TO BE DONE: Repeat all of the data precisely.

ITEMS:
⟨

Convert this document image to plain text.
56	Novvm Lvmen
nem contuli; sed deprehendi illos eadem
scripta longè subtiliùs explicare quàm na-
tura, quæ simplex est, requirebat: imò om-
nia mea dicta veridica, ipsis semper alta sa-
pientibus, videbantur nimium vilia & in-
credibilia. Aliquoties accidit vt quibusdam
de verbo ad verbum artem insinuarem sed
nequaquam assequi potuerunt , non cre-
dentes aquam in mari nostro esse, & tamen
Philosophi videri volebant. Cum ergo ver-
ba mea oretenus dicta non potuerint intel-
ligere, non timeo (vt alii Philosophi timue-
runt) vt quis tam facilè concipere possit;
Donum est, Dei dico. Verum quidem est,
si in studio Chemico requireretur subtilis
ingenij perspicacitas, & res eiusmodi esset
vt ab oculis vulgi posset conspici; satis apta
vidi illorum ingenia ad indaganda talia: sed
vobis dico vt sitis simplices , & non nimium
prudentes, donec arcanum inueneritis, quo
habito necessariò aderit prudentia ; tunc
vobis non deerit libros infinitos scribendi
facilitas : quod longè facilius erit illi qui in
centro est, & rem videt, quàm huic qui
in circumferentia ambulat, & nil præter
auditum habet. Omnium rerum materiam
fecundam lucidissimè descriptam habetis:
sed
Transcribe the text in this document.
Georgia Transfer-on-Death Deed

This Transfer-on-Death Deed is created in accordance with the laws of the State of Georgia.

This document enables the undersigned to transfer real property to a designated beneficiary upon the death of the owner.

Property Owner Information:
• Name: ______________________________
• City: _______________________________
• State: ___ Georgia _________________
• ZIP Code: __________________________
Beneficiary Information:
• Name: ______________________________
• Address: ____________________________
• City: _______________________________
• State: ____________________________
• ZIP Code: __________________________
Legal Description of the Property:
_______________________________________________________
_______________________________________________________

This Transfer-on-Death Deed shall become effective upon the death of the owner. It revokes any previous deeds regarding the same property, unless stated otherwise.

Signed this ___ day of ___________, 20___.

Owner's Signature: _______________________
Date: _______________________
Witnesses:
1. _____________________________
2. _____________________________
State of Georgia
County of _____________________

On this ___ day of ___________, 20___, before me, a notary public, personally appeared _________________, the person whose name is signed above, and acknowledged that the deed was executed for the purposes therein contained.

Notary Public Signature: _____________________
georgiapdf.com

⟩

REPLY:
Convert this document image to plain text.
56	Novvm Lvmen
nem contuli; sed deprehendi illos eadem
scripta longè subtiliùs explicare quàm na-
tura, quæ simplex est, requirebat: imò om-
nia mea dicta veridica, ipsis semper alta sa-
pientibus, videbantur nimium vilia & in-
credibilia. Aliquoties accidit vt quibusdam
de verbo ad verbum artem insinuarem sed
nequaquam assequi potuerunt , non cre-
dentes aquam in mari nostro esse, & tamen
Philosophi videri volebant. Cum ergo ver-
ba mea oretenus dicta non potuerint intel-
ligere, non timeo (vt alii Philosophi timue-
runt) vt quis tam facilè concipere possit;
Donum est, Dei dico. Verum quidem est,
si in studio Chemico requireretur subtilis
ingenij perspicacitas, & res eiusmodi esset
vt ab oculis vulgi posset conspici; satis apta
vidi illorum ingenia ad indaganda talia: sed
vobis dico vt sitis simplices , & non nimium
prudentes, donec arcanum inueneritis, quo
habito necessariò aderit prudentia ; tunc
vobis non deerit libros infinitos scribendi
facilitas : quod longè facilius erit illi qui in
centro est, & rem videt, quàm huic qui
in circumferentia ambulat, & nil præter
auditum habet. Omnium rerum materiam
fecundam lucidissimè descriptam habetis:
sed
Transcribe the text in this document.
Georgia Transfer-on-Death Deed

This Transfer-on-Death Deed is created in accordance with the laws of the State of Georgia.

This document enables the undersigned to transfer real property to a designated beneficiary upon the death of the owner.

Property Owner Information:
• Name: ______________________________
• City: _______________________________
• State: ___ Georgia _________________
• ZIP Code: __________________________
Beneficiary Information:
• Name: ______________________________
• Address: ____________________________
• City: _______________________________
• State: ____________________________
• ZIP Code: __________________________
Legal Description of the Property:
_______________________________________________________
_______________________________________________________

This Transfer-on-Death Deed shall become effective upon the death of the owner. It revokes any previous deeds regarding the same property, unless stated otherwise.

Signed this ___ day of ___________, 20___.

Owner's Signature: _______________________
Date: _______________________
Witnesses:
1. _____________________________
2. _____________________________
State of Georgia
County of _____________________

On this ___ day of ___________, 20___, before me, a notary public, personally appeared _________________, the person whose name is signed above, and acknowledged that the deed was executed for the purposes therein contained.

Notary Public Signature: _____________________
georgiapdf.com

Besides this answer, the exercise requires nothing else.